EXERCISE DESCRIPTION:
Looking at the listing beneath, work out how many lines hold "Daily" and report only that figure.

MATERIAL PROVIDED:
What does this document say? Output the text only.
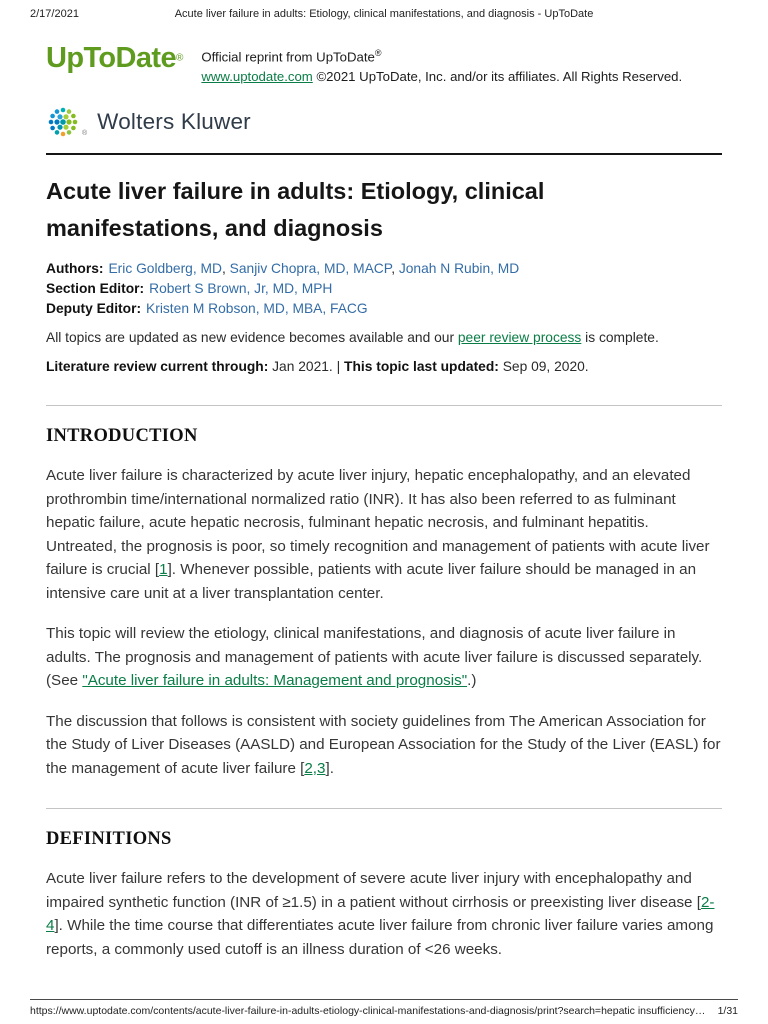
2/17/2021	Acute liver failure in adults: Etiology, clinical manifestations, and diagnosis - UpToDate
UpToDate® Official reprint from UpToDate®
www.uptodate.com ©2021 UpToDate, Inc. and/or its affiliates. All Rights Reserved.
® Wolters Kluwer
Acute liver failure in adults: Etiology, clinical manifestations, and diagnosis
Authors: Eric Goldberg, MD, Sanjiv Chopra, MD, MACP, Jonah N Rubin, MD
Section Editor: Robert S Brown, Jr, MD, MPH
Deputy Editor: Kristen M Robson, MD, MBA, FACG

All topics are updated as new evidence becomes available and our peer review process is complete.

Literature review current through: Jan 2021. | This topic last updated: Sep 09, 2020.

INTRODUCTION

Acute liver failure is characterized by acute liver injury, hepatic encephalopathy, and an elevated prothrombin time/international normalized ratio (INR). It has also been referred to as fulminant hepatic failure, acute hepatic necrosis, fulminant hepatic necrosis, and fulminant hepatitis. Untreated, the prognosis is poor, so timely recognition and management of patients with acute liver failure is crucial [1]. Whenever possible, patients with acute liver failure should be managed in an intensive care unit at a liver transplantation center.

This topic will review the etiology, clinical manifestations, and diagnosis of acute liver failure in adults. The prognosis and management of patients with acute liver failure is discussed separately. (See "Acute liver failure in adults: Management and prognosis".)

The discussion that follows is consistent with society guidelines from The American Association for the Study of Liver Diseases (AASLD) and European Association for the Study of the Liver (EASL) for the management of acute liver failure [2,3].

DEFINITIONS

Acute liver failure refers to the development of severe acute liver injury with encephalopathy and impaired synthetic function (INR of ≥1.5) in a patient without cirrhosis or preexisting liver disease [2-4]. While the time course that differentiates acute liver failure from chronic liver failure varies among reports, a commonly used cutoff is an illness duration of <26 weeks.

https://www.uptodate.com/contents/acute-liver-failure-in-adults-etiology-clinical-manifestations-and-diagnosis/print?search=hepatic insufficiency… 1/31
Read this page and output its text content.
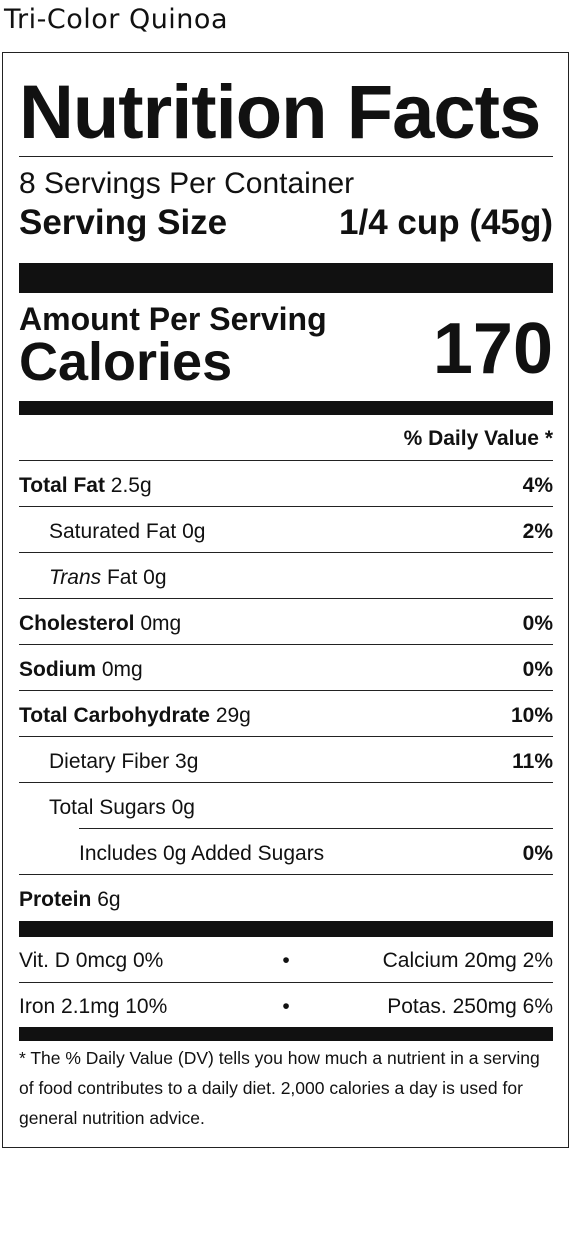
Tri-Color Quinoa
Nutrition Facts
8 Servings Per Container
Serving Size	1/4 cup (45g)
Amount Per Serving
Calories	170
% Daily Value *
Total Fat 2.5g	4%
Saturated Fat 0g	2%
Trans Fat 0g
Cholesterol 0mg	0%
Sodium 0mg	0%
Total Carbohydrate 29g	10%
Dietary Fiber 3g	11%
Total Sugars 0g
Includes 0g Added Sugars	0%
Protein 6g
Vit. D 0mcg 0%	•	Calcium 20mg 2%
Iron 2.1mg 10%	•	Potas. 250mg 6%
* The % Daily Value (DV) tells you how much a nutrient in a serving of food contributes to a daily diet. 2,000 calories a day is used for general nutrition advice.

RESPONSE BELOW:
2